## Written problem
Filter the entries below, keeping only lines with the word "Luke".

Figure record listings:
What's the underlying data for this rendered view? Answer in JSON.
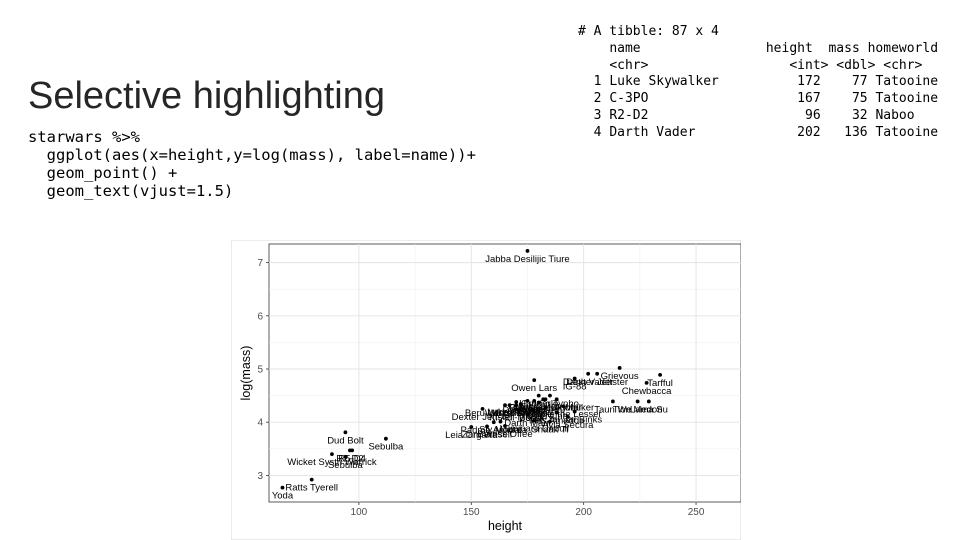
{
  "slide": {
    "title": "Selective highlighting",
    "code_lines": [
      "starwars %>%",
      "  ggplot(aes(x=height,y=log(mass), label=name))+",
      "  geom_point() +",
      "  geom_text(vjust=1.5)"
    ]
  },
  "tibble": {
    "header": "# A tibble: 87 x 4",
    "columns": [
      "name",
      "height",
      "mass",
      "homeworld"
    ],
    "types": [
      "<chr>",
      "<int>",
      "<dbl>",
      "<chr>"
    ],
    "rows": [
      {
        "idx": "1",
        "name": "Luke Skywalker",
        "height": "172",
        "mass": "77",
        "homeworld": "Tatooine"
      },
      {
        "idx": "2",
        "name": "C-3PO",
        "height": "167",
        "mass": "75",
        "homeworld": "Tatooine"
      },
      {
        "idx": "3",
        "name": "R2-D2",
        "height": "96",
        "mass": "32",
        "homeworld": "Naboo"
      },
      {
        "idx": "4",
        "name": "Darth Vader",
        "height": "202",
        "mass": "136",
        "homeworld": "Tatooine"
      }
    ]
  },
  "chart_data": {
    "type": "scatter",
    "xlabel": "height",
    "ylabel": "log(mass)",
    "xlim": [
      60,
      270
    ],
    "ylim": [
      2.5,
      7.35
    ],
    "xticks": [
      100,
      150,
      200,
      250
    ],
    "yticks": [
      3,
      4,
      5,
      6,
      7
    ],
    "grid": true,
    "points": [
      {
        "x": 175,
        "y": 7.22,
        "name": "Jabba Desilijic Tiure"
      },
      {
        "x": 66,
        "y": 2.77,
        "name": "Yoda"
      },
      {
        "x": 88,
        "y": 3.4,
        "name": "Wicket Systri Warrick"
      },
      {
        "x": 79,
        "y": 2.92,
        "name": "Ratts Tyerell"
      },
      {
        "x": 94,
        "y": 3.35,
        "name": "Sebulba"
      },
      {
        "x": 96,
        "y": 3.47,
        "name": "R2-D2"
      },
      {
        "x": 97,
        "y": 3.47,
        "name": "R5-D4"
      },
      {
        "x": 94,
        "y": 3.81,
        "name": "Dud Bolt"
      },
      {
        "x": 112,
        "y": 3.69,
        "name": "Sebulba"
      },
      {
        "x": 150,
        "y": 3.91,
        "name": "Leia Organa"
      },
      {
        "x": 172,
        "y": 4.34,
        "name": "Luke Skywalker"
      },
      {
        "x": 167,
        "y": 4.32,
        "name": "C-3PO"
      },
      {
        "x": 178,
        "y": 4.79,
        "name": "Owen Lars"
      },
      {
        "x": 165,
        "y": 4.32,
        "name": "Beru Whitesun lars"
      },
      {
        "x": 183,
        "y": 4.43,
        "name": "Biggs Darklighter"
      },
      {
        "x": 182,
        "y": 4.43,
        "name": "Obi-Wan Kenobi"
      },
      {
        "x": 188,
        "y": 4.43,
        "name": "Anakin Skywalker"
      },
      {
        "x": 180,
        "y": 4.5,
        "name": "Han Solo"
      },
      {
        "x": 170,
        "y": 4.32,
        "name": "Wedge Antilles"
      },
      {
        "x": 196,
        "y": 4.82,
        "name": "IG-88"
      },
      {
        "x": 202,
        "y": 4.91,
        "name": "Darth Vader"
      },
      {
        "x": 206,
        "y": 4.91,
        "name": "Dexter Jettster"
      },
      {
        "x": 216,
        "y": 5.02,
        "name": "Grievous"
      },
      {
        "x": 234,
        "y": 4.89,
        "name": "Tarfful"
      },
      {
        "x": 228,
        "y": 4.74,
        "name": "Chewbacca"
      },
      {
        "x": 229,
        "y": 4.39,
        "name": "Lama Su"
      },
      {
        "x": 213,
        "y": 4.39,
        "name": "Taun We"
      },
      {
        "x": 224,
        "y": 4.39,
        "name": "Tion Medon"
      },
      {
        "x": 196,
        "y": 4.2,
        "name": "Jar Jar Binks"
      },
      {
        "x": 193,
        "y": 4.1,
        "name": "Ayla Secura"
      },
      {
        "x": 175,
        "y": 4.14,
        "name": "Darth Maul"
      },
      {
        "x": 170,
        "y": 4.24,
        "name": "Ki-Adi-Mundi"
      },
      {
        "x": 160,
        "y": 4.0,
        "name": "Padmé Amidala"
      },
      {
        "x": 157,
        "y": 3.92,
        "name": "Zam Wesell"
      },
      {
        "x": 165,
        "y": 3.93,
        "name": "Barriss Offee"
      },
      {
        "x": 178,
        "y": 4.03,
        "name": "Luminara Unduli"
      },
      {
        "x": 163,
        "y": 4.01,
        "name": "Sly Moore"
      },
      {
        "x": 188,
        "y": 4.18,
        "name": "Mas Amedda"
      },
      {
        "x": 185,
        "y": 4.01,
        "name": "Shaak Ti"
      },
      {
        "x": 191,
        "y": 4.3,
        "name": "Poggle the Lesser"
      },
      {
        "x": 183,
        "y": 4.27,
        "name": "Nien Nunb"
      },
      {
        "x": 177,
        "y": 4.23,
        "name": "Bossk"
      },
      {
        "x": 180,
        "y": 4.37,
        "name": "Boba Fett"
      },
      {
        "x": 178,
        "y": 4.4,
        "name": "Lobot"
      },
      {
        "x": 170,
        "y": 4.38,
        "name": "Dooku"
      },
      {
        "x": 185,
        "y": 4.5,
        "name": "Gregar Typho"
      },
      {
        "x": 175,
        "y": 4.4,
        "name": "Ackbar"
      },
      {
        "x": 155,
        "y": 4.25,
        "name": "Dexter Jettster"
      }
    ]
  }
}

## Task answer
        "name": "Luke Skywalker",
        "name": "Luke Skywalker"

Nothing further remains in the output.